**OBJECTIVE**
Return every record exactly as written.
■ ■ ■ ■
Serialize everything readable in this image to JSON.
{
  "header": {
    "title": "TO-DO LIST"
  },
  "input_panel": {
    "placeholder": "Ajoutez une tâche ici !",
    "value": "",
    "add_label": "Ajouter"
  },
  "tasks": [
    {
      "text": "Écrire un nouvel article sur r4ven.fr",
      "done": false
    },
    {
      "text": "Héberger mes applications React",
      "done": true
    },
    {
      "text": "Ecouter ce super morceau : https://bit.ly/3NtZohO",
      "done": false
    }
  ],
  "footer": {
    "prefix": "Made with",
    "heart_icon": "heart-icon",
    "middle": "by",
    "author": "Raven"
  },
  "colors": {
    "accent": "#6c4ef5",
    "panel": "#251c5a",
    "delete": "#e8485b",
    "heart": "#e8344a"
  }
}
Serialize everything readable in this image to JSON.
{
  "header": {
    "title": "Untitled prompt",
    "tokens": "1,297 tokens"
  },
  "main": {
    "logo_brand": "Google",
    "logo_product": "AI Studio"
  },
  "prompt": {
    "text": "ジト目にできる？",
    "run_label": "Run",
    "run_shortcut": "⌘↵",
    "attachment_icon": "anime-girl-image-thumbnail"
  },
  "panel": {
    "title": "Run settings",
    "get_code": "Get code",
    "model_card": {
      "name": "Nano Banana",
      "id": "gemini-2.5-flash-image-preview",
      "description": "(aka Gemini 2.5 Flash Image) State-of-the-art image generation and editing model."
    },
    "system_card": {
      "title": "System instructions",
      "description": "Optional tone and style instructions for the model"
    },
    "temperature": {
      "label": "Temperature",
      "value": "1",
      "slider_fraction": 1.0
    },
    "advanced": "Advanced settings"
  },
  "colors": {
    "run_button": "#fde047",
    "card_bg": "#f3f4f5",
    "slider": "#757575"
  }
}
■ ■ ■ ■
**COMPLETED EXERCISE**
Serialize everything readable in this image to JSON.
{
  "header": {
    "title": "TO-DO LIST"
  },
  "input_panel": {
    "placeholder": "Ajoutez une tâche ici !",
    "value": "",
    "add_label": "Ajouter"
  },
  "tasks": [
    {
      "text": "Écrire un nouvel article sur r4ven.fr",
      "done": false
    },
    {
      "text": "Héberger mes applications React",
      "done": true
    },
    {
      "text": "Ecouter ce super morceau : https://bit.ly/3NtZohO",
      "done": false
    }
  ],
  "footer": {
    "prefix": "Made with",
    "heart_icon": "heart-icon",
    "middle": "by",
    "author": "Raven"
  },
  "colors": {
    "accent": "#6c4ef5",
    "panel": "#251c5a",
    "delete": "#e8485b",
    "heart": "#e8344a"
  }
}
Serialize everything readable in this image to JSON.
{
  "header": {
    "title": "Untitled prompt",
    "tokens": "1,297 tokens"
  },
  "main": {
    "logo_brand": "Google",
    "logo_product": "AI Studio"
  },
  "prompt": {
    "text": "ジト目にできる？",
    "run_label": "Run",
    "run_shortcut": "⌘↵",
    "attachment_icon": "anime-girl-image-thumbnail"
  },
  "panel": {
    "title": "Run settings",
    "get_code": "Get code",
    "model_card": {
      "name": "Nano Banana",
      "id": "gemini-2.5-flash-image-preview",
      "description": "(aka Gemini 2.5 Flash Image) State-of-the-art image generation and editing model."
    },
    "system_card": {
      "title": "System instructions",
      "description": "Optional tone and style instructions for the model"
    },
    "temperature": {
      "label": "Temperature",
      "value": "1",
      "slider_fraction": 1.0
    },
    "advanced": "Advanced settings"
  },
  "colors": {
    "run_button": "#fde047",
    "card_bg": "#f3f4f5",
    "slider": "#757575"
  }
}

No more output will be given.